• Your goal
Your task is to transcribe the data in full.

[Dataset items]
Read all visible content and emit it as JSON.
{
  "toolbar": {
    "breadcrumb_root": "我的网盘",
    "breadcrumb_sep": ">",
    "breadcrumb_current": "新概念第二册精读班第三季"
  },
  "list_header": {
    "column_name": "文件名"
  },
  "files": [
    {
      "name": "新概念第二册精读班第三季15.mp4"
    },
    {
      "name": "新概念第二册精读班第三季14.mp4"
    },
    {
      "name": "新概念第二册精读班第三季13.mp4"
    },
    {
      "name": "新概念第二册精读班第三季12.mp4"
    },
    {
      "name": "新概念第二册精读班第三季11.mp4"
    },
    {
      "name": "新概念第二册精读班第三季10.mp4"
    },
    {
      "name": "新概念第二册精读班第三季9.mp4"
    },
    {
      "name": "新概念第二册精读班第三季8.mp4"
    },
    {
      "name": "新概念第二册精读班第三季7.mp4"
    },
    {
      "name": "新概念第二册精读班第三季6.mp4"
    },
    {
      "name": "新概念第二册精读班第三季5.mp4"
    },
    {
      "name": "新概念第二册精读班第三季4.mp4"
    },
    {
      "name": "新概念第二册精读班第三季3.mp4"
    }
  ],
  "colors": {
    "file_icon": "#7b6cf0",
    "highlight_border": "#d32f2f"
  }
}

• Answer to this problem
Read all visible content and emit it as JSON.
{
  "toolbar": {
    "breadcrumb_root": "我的网盘",
    "breadcrumb_sep": ">",
    "breadcrumb_current": "新概念第二册精读班第三季"
  },
  "list_header": {
    "column_name": "文件名"
  },
  "files": [
    {
      "name": "新概念第二册精读班第三季15.mp4"
    },
    {
      "name": "新概念第二册精读班第三季14.mp4"
    },
    {
      "name": "新概念第二册精读班第三季13.mp4"
    },
    {
      "name": "新概念第二册精读班第三季12.mp4"
    },
    {
      "name": "新概念第二册精读班第三季11.mp4"
    },
    {
      "name": "新概念第二册精读班第三季10.mp4"
    },
    {
      "name": "新概念第二册精读班第三季9.mp4"
    },
    {
      "name": "新概念第二册精读班第三季8.mp4"
    },
    {
      "name": "新概念第二册精读班第三季7.mp4"
    },
    {
      "name": "新概念第二册精读班第三季6.mp4"
    },
    {
      "name": "新概念第二册精读班第三季5.mp4"
    },
    {
      "name": "新概念第二册精读班第三季4.mp4"
    },
    {
      "name": "新概念第二册精读班第三季3.mp4"
    }
  ],
  "colors": {
    "file_icon": "#7b6cf0",
    "highlight_border": "#d32f2f"
  }
}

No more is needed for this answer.